* _Instructions for the task_:
An exact reproduction of the records is required, with all images left out.

━━━━━━━━━━━━━━━━━━━━

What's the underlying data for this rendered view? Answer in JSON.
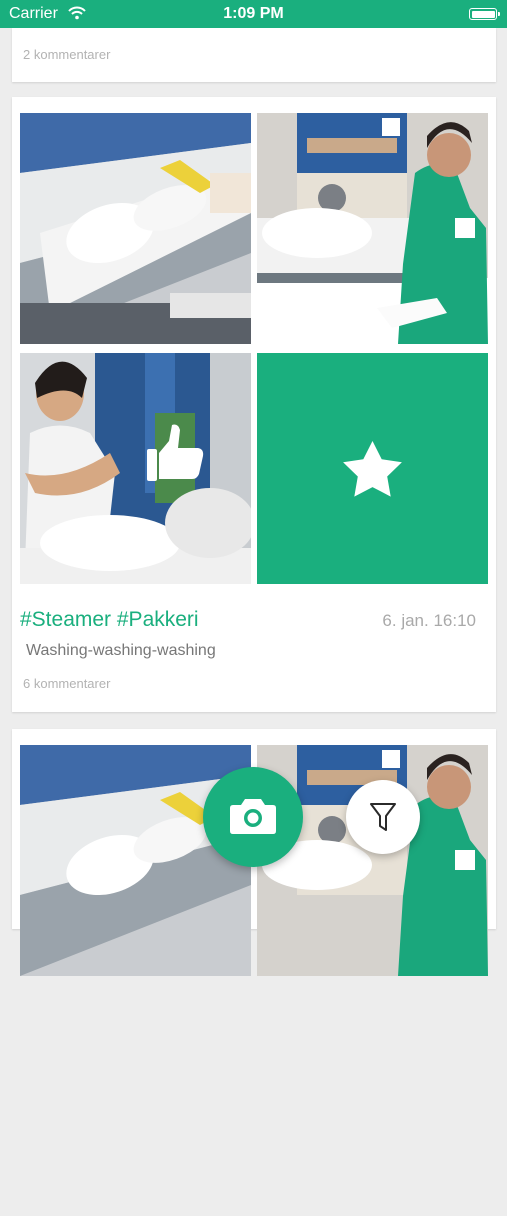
{
  "status_bar": {
    "carrier": "Carrier",
    "time": "1:09 PM"
  },
  "feed": {
    "top_card": {
      "comments": "2 kommentarer"
    },
    "post": {
      "tags": "#Steamer #Pakkeri",
      "date": "6. jan. 16:10",
      "description": "Washing-washing-washing",
      "comments": "6 kommentarer"
    }
  },
  "colors": {
    "brand": "#1aaf7e",
    "card": "#ffffff",
    "background": "#ededed"
  },
  "icons": [
    "wifi-icon",
    "battery-icon",
    "star-icon",
    "thumbs-up-icon",
    "camera-icon",
    "filter-icon"
  ]
}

━━━━━━━━━━━━━━━━━━━━

* _Completed task_:
What's the underlying data for this rendered view? Answer in JSON.
{
  "status_bar": {
    "carrier": "Carrier",
    "time": "1:09 PM"
  },
  "feed": {
    "top_card": {
      "comments": "2 kommentarer"
    },
    "post": {
      "tags": "#Steamer #Pakkeri",
      "date": "6. jan. 16:10",
      "description": "Washing-washing-washing",
      "comments": "6 kommentarer"
    }
  },
  "colors": {
    "brand": "#1aaf7e",
    "card": "#ffffff",
    "background": "#ededed"
  },
  "icons": [
    "wifi-icon",
    "battery-icon",
    "star-icon",
    "thumbs-up-icon",
    "camera-icon",
    "filter-icon"
  ]
}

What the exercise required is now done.